**GIVEN PROBLEM**
Return the entries below in their exact form, leaving the pictures out.

Data excerpts:
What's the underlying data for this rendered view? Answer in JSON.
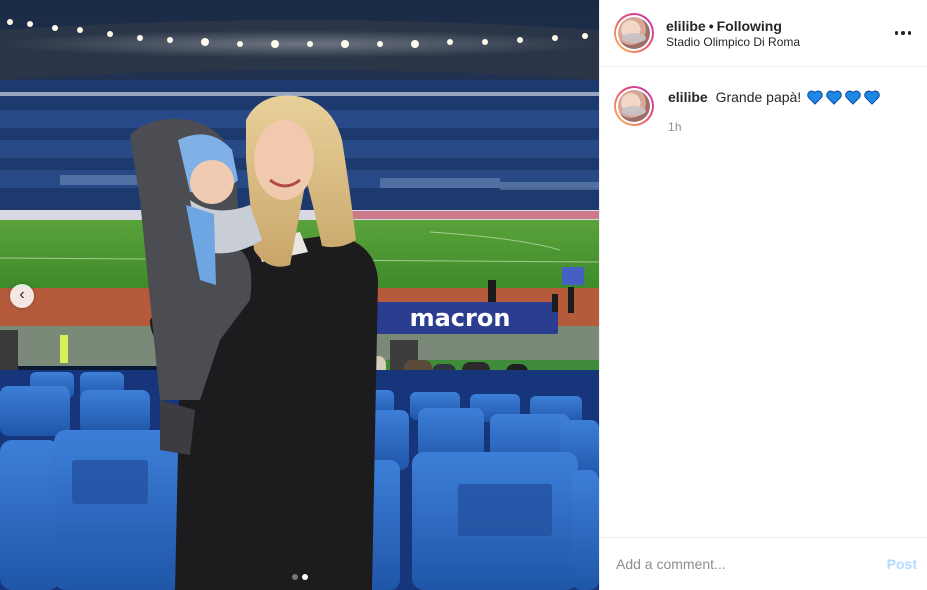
{
  "post": {
    "author": {
      "username": "elilibe",
      "separator": "•",
      "follow_status": "Following",
      "location": "Stadio Olimpico Di Roma"
    },
    "media": {
      "banner_text": "macron",
      "carousel": {
        "total": 2,
        "active_index": 1
      },
      "prev_icon": "chevron-left-icon"
    },
    "caption": {
      "username": "elilibe",
      "text": "Grande papà!",
      "emoji": [
        "blue-heart",
        "blue-heart",
        "blue-heart",
        "blue-heart"
      ],
      "emoji_color": "#1e88e5",
      "time": "1h"
    },
    "add_comment": {
      "placeholder": "Add a comment...",
      "post_label": "Post",
      "post_label_color": "#b3dbff"
    },
    "menu_icon": "more-options-icon"
  }
}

**CORRECT OUTPUT**
What's the underlying data for this rendered view? Answer in JSON.
{
  "post": {
    "author": {
      "username": "elilibe",
      "separator": "•",
      "follow_status": "Following",
      "location": "Stadio Olimpico Di Roma"
    },
    "media": {
      "banner_text": "macron",
      "carousel": {
        "total": 2,
        "active_index": 1
      },
      "prev_icon": "chevron-left-icon"
    },
    "caption": {
      "username": "elilibe",
      "text": "Grande papà!",
      "emoji": [
        "blue-heart",
        "blue-heart",
        "blue-heart",
        "blue-heart"
      ],
      "emoji_color": "#1e88e5",
      "time": "1h"
    },
    "add_comment": {
      "placeholder": "Add a comment...",
      "post_label": "Post",
      "post_label_color": "#b3dbff"
    },
    "menu_icon": "more-options-icon"
  }
}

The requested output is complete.